**Requirement:**
Turn every line of the entries below into a JSON list of strings, one string per line, leaving out any blank lines.

─── Data listing ───

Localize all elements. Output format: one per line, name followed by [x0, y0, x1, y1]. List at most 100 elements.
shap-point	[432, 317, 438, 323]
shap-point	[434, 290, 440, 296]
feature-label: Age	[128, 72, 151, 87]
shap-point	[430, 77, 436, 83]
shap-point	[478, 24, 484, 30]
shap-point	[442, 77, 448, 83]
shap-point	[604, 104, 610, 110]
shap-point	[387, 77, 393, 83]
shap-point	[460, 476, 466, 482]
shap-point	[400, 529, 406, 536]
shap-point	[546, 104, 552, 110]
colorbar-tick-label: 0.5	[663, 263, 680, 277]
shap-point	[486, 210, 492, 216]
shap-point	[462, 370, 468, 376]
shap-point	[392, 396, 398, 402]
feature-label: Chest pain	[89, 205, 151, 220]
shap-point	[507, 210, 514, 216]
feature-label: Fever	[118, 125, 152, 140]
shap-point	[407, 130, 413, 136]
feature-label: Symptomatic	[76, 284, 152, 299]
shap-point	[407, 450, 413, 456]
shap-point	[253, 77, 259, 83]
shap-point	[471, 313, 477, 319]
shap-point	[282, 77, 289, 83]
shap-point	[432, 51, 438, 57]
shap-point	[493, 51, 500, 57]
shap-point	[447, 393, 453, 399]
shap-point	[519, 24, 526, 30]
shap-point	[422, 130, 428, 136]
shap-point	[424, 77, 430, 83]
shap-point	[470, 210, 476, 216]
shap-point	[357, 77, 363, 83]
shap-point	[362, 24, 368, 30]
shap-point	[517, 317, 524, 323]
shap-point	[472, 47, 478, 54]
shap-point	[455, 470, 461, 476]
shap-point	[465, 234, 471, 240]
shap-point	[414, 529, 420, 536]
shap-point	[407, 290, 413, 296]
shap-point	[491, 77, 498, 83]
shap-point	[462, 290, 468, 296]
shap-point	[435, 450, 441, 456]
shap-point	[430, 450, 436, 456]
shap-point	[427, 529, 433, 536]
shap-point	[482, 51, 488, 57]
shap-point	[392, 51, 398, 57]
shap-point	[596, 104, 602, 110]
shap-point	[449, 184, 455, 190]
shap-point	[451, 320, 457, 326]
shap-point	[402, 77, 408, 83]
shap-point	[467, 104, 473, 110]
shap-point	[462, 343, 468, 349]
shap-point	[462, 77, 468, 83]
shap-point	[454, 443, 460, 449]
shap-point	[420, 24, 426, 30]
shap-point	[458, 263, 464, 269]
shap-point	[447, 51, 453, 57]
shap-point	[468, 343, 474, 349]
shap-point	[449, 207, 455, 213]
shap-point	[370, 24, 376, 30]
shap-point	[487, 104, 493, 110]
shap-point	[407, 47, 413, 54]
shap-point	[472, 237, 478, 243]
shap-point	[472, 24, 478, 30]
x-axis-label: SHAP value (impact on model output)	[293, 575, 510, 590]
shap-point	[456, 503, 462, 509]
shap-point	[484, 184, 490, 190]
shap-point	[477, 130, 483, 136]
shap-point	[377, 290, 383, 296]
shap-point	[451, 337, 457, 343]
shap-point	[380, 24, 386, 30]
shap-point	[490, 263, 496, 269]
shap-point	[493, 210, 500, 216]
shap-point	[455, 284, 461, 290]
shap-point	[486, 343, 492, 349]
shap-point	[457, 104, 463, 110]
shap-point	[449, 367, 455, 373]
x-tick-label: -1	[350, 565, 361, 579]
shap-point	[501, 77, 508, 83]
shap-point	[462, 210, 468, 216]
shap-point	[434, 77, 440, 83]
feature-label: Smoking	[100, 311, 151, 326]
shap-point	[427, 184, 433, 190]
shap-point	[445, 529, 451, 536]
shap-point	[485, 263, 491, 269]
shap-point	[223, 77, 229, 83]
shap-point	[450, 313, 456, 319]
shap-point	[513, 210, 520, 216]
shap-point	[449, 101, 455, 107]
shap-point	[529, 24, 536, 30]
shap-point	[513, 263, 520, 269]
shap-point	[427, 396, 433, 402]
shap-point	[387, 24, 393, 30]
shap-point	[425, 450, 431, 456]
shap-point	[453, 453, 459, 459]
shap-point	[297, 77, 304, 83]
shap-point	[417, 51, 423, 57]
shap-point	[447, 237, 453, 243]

───

**Expected answer:**
[
  "Localize all elements. Output format: one per line, name followed by [x0, y0, x1, y1]. List at most 100 elements.",
  "shap-point\t[432, 317, 438, 323]",
  "shap-point\t[434, 290, 440, 296]",
  "feature-label: Age\t[128, 72, 151, 87]",
  "shap-point\t[430, 77, 436, 83]",
  "shap-point\t[478, 24, 484, 30]",
  "shap-point\t[442, 77, 448, 83]",
  "shap-point\t[604, 104, 610, 110]",
  "shap-point\t[387, 77, 393, 83]",
  "shap-point\t[460, 476, 466, 482]",
  "shap-point\t[400, 529, 406, 536]",
  "shap-point\t[546, 104, 552, 110]",
  "colorbar-tick-label: 0.5\t[663, 263, 680, 277]",
  "shap-point\t[486, 210, 492, 216]",
  "shap-point\t[462, 370, 468, 376]",
  "shap-point\t[392, 396, 398, 402]",
  "feature-label: Chest pain\t[89, 205, 151, 220]",
  "shap-point\t[507, 210, 514, 216]",
  "feature-label: Fever\t[118, 125, 152, 140]",
  "shap-point\t[407, 130, 413, 136]",
  "feature-label: Symptomatic\t[76, 284, 152, 299]",
  "shap-point\t[407, 450, 413, 456]",
  "shap-point\t[253, 77, 259, 83]",
  "shap-point\t[471, 313, 477, 319]",
  "shap-point\t[282, 77, 289, 83]",
  "shap-point\t[432, 51, 438, 57]",
  "shap-point\t[493, 51, 500, 57]",
  "shap-point\t[447, 393, 453, 399]",
  "shap-point\t[519, 24, 526, 30]",
  "shap-point\t[422, 130, 428, 136]",
  "shap-point\t[424, 77, 430, 83]",
  "shap-point\t[470, 210, 476, 216]",
  "shap-point\t[357, 77, 363, 83]",
  "shap-point\t[362, 24, 368, 30]",
  "shap-point\t[517, 317, 524, 323]",
  "shap-point\t[472, 47, 478, 54]",
  "shap-point\t[455, 470, 461, 476]",
  "shap-point\t[465, 234, 471, 240]",
  "shap-point\t[414, 529, 420, 536]",
  "shap-point\t[407, 290, 413, 296]",
  "shap-point\t[491, 77, 498, 83]",
  "shap-point\t[462, 290, 468, 296]",
  "shap-point\t[435, 450, 441, 456]",
  "shap-point\t[430, 450, 436, 456]",
  "shap-point\t[427, 529, 433, 536]",
  "shap-point\t[482, 51, 488, 57]",
  "shap-point\t[392, 51, 398, 57]",
  "shap-point\t[596, 104, 602, 110]",
  "shap-point\t[449, 184, 455, 190]",
  "shap-point\t[451, 320, 457, 326]",
  "shap-point\t[402, 77, 408, 83]",
  "shap-point\t[467, 104, 473, 110]",
  "shap-point\t[462, 343, 468, 349]",
  "shap-point\t[462, 77, 468, 83]",
  "shap-point\t[454, 443, 460, 449]",
  "shap-point\t[420, 24, 426, 30]",
  "shap-point\t[458, 263, 464, 269]",
  "shap-point\t[447, 51, 453, 57]",
  "shap-point\t[468, 343, 474, 349]",
  "shap-point\t[449, 207, 455, 213]",
  "shap-point\t[370, 24, 376, 30]",
  "shap-point\t[487, 104, 493, 110]",
  "shap-point\t[407, 47, 413, 54]",
  "shap-point\t[472, 237, 478, 243]",
  "shap-point\t[472, 24, 478, 30]",
  "x-axis-label: SHAP value (impact on model output)\t[293, 575, 510, 590]",
  "shap-point\t[456, 503, 462, 509]",
  "shap-point\t[484, 184, 490, 190]",
  "shap-point\t[477, 130, 483, 136]",
  "shap-point\t[377, 290, 383, 296]",
  "shap-point\t[451, 337, 457, 343]",
  "shap-point\t[380, 24, 386, 30]",
  "shap-point\t[490, 263, 496, 269]",
  "shap-point\t[493, 210, 500, 216]",
  "shap-point\t[455, 284, 461, 290]",
  "shap-point\t[486, 343, 492, 349]",
  "shap-point\t[457, 104, 463, 110]",
  "shap-point\t[449, 367, 455, 373]",
  "x-tick-label: -1\t[350, 565, 361, 579]",
  "shap-point\t[501, 77, 508, 83]",
  "shap-point\t[462, 210, 468, 216]",
  "shap-point\t[434, 77, 440, 83]",
  "feature-label: Smoking\t[100, 311, 151, 326]",
  "shap-point\t[427, 184, 433, 190]",
  "shap-point\t[445, 529, 451, 536]",
  "shap-point\t[485, 263, 491, 269]",
  "shap-point\t[223, 77, 229, 83]",
  "shap-point\t[450, 313, 456, 319]",
  "shap-point\t[513, 210, 520, 216]",
  "shap-point\t[449, 101, 455, 107]",
  "shap-point\t[529, 24, 536, 30]",
  "shap-point\t[513, 263, 520, 269]",
  "shap-point\t[427, 396, 433, 402]",
  "shap-point\t[387, 24, 393, 30]",
  "shap-point\t[425, 450, 431, 456]",
  "shap-point\t[453, 453, 459, 459]",
  "shap-point\t[297, 77, 304, 83]",
  "shap-point\t[417, 51, 423, 57]",
  "shap-point\t[447, 237, 453, 243]"
]